José María Esteban

Destinos libertinos

Hoy la ola supera de nuevo los bellos acantilados de almagras y de piedra ostionera

Botellón en la Punta de San Felipe. L.V.

José María Esteban

Aquellos años latían más largos y pausados. El sosiego del verano era verdadero. No había tantas prisas como ahora si no era para bañarse antes de la digestión. Aquella maravillosa aldea era el ensueño anual donde cada temporada nos encontrábamos: familias, amigos y grandes aventuras ... que hicieron surcos indelebles en nuestras vidas.

Un suave y lento pueblo acostado en su ladera, mirando el mar, como una bella hurí magrebí de transparentes tules. Dibujado en simples y ordenadas arquitecturas de tonos blancos y añiles. Conseguida a través del tiempo, acumulando cubicas y blanquísimas imágenes llenas de respeto a sí mismas. Solo sobresalía la gran torre medieval y sus dos iglesias mayores, una en ruina y otra en lo alto del monte.

——————

> _Qué se pide_:
Enumera todo lo que, según el fragmento proporcionado, se encontraban cada temporada en aquella aldea. Las entradas de datos no hacen falta para resolver esta tarea.

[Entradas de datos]
——————

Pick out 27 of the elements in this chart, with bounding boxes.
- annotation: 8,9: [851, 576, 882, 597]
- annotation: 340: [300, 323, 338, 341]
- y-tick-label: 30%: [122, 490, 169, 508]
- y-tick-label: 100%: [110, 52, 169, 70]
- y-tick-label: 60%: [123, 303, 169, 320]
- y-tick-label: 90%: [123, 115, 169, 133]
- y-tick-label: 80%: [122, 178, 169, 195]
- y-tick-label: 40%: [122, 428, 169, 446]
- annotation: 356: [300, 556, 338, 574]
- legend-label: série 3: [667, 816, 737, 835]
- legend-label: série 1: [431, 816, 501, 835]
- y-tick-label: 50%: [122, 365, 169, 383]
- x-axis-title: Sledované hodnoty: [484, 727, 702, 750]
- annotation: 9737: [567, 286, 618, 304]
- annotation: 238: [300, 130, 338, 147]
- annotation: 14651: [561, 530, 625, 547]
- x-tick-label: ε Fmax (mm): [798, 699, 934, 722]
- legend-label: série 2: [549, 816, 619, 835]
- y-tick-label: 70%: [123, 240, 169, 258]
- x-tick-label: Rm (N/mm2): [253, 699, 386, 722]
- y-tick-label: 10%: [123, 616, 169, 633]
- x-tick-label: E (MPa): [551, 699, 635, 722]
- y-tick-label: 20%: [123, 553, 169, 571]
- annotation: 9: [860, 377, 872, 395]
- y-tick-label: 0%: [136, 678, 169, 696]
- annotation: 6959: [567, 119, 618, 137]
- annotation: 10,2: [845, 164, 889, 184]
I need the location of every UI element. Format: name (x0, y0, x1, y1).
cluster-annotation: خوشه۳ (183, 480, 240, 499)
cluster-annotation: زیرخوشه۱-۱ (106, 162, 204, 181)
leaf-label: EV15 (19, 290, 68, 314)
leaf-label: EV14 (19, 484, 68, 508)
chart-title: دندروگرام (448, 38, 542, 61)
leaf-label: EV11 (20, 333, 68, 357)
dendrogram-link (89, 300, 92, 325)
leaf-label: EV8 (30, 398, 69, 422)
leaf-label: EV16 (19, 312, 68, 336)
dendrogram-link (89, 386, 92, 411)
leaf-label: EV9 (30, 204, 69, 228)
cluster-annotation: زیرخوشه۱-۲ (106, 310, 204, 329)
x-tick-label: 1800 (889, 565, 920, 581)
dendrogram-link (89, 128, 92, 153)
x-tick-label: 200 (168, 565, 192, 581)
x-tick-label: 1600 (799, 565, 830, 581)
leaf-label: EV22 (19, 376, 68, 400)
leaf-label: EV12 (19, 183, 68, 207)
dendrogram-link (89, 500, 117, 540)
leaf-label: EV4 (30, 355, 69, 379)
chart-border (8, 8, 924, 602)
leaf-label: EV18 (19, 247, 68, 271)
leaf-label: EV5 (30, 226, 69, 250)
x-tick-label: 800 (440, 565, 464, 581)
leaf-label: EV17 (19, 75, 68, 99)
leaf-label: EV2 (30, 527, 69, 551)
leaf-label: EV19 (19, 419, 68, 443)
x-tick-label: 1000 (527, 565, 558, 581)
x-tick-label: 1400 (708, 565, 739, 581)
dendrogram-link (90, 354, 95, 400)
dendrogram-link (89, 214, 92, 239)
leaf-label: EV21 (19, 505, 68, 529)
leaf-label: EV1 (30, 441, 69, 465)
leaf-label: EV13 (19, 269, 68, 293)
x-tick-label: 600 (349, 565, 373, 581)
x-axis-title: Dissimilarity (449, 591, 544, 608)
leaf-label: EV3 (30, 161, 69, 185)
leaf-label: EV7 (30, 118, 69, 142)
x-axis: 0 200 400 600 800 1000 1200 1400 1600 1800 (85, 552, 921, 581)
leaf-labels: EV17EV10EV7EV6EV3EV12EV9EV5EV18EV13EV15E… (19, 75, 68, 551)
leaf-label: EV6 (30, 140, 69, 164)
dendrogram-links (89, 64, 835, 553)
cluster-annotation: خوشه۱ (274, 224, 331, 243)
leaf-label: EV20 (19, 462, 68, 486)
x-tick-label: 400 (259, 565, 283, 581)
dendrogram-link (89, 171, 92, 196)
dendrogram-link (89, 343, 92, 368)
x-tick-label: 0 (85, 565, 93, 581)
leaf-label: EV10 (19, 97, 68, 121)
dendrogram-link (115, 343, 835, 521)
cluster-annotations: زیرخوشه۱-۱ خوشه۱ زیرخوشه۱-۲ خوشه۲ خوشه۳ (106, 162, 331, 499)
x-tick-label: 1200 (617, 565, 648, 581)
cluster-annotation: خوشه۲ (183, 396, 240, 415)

——————

> _Respuesta esperada_:
Familias, amigos y grandes aventuras.